--- BEGIN ---

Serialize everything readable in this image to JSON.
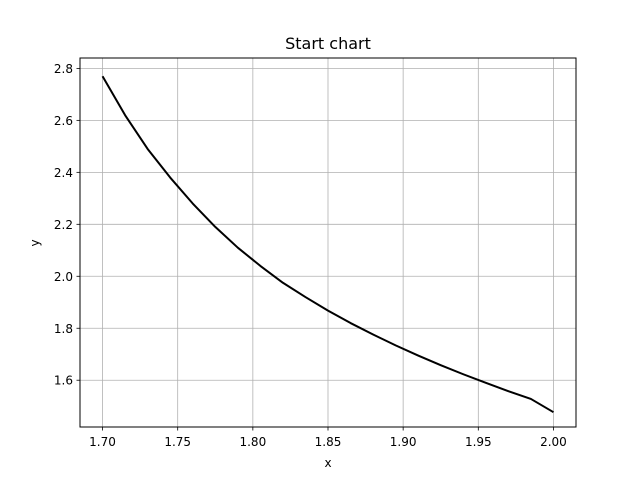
{
  "chart_data": {
    "type": "line",
    "title": "Start chart",
    "xlabel": "x",
    "ylabel": "y",
    "xlim": [
      1.685,
      2.015
    ],
    "ylim": [
      1.42,
      2.84
    ],
    "xticks": [
      1.7,
      1.75,
      1.8,
      1.85,
      1.9,
      1.95,
      2.0
    ],
    "xtick_labels": [
      "1.70",
      "1.75",
      "1.80",
      "1.85",
      "1.90",
      "1.95",
      "2.00"
    ],
    "yticks": [
      1.6,
      1.8,
      2.0,
      2.2,
      2.4,
      2.6,
      2.8
    ],
    "ytick_labels": [
      "1.6",
      "1.8",
      "2.0",
      "2.2",
      "2.4",
      "2.6",
      "2.8"
    ],
    "grid": true,
    "series": [
      {
        "color": "#000000",
        "x": [
          1.7,
          1.715,
          1.73,
          1.745,
          1.76,
          1.775,
          1.79,
          1.805,
          1.82,
          1.835,
          1.85,
          1.865,
          1.88,
          1.895,
          1.91,
          1.925,
          1.94,
          1.955,
          1.97,
          1.985,
          2.0
        ],
        "y": [
          2.77,
          2.62,
          2.49,
          2.38,
          2.28,
          2.19,
          2.11,
          2.04,
          1.975,
          1.92,
          1.868,
          1.82,
          1.776,
          1.734,
          1.695,
          1.658,
          1.623,
          1.59,
          1.558,
          1.528,
          1.477
        ]
      }
    ]
  }
}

--- END ---

◆ Task: Using the data above, write out every line exactly, leaving the images behind.

◆ Solution to the problem:
Serialize everything readable in this image to JSON.
{
  "chart_data": {
    "type": "line",
    "title": "Start chart",
    "xlabel": "x",
    "ylabel": "y",
    "xlim": [
      1.685,
      2.015
    ],
    "ylim": [
      1.42,
      2.84
    ],
    "xticks": [
      1.7,
      1.75,
      1.8,
      1.85,
      1.9,
      1.95,
      2.0
    ],
    "xtick_labels": [
      "1.70",
      "1.75",
      "1.80",
      "1.85",
      "1.90",
      "1.95",
      "2.00"
    ],
    "yticks": [
      1.6,
      1.8,
      2.0,
      2.2,
      2.4,
      2.6,
      2.8
    ],
    "ytick_labels": [
      "1.6",
      "1.8",
      "2.0",
      "2.2",
      "2.4",
      "2.6",
      "2.8"
    ],
    "grid": true,
    "series": [
      {
        "color": "#000000",
        "x": [
          1.7,
          1.715,
          1.73,
          1.745,
          1.76,
          1.775,
          1.79,
          1.805,
          1.82,
          1.835,
          1.85,
          1.865,
          1.88,
          1.895,
          1.91,
          1.925,
          1.94,
          1.955,
          1.97,
          1.985,
          2.0
        ],
        "y": [
          2.77,
          2.62,
          2.49,
          2.38,
          2.28,
          2.19,
          2.11,
          2.04,
          1.975,
          1.92,
          1.868,
          1.82,
          1.776,
          1.734,
          1.695,
          1.658,
          1.623,
          1.59,
          1.558,
          1.528,
          1.477
        ]
      }
    ]
  }
}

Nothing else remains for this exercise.